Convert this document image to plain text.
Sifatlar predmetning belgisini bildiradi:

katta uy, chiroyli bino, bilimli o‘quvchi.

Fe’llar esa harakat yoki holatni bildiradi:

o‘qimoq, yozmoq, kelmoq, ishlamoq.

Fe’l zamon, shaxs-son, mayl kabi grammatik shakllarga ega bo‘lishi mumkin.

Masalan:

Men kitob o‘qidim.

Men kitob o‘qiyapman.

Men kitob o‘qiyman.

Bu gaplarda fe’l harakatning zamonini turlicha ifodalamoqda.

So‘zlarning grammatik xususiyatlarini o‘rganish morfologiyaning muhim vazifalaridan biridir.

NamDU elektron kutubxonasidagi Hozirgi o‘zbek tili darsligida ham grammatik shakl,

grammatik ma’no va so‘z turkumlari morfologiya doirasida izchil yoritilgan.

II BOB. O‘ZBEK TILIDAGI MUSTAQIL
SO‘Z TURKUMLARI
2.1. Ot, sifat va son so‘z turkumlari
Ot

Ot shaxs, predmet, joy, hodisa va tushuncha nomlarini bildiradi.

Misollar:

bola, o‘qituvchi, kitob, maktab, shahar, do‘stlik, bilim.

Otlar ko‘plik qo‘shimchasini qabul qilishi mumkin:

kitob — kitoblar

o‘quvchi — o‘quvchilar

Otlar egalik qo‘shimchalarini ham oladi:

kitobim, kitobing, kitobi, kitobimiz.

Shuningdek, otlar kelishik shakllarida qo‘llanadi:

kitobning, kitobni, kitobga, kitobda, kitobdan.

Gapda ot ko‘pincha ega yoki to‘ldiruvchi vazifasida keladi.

→ Exercise instructions
Write down the full listing again, exactly.

→ Correct output
Convert this document image to plain text.
Sifatlar predmetning belgisini bildiradi:

katta uy, chiroyli bino, bilimli o‘quvchi.

Fe’llar esa harakat yoki holatni bildiradi:

o‘qimoq, yozmoq, kelmoq, ishlamoq.

Fe’l zamon, shaxs-son, mayl kabi grammatik shakllarga ega bo‘lishi mumkin.

Masalan:

Men kitob o‘qidim.

Men kitob o‘qiyapman.

Men kitob o‘qiyman.

Bu gaplarda fe’l harakatning zamonini turlicha ifodalamoqda.

So‘zlarning grammatik xususiyatlarini o‘rganish morfologiyaning muhim vazifalaridan biridir.

NamDU elektron kutubxonasidagi Hozirgi o‘zbek tili darsligida ham grammatik shakl,

grammatik ma’no va so‘z turkumlari morfologiya doirasida izchil yoritilgan.

II BOB. O‘ZBEK TILIDAGI MUSTAQIL
SO‘Z TURKUMLARI
2.1. Ot, sifat va son so‘z turkumlari
Ot

Ot shaxs, predmet, joy, hodisa va tushuncha nomlarini bildiradi.

Misollar:

bola, o‘qituvchi, kitob, maktab, shahar, do‘stlik, bilim.

Otlar ko‘plik qo‘shimchasini qabul qilishi mumkin:

kitob — kitoblar

o‘quvchi — o‘quvchilar

Otlar egalik qo‘shimchalarini ham oladi:

kitobim, kitobing, kitobi, kitobimiz.

Shuningdek, otlar kelishik shakllarida qo‘llanadi:

kitobning, kitobni, kitobga, kitobda, kitobdan.

Gapda ot ko‘pincha ega yoki to‘ldiruvchi vazifasida keladi.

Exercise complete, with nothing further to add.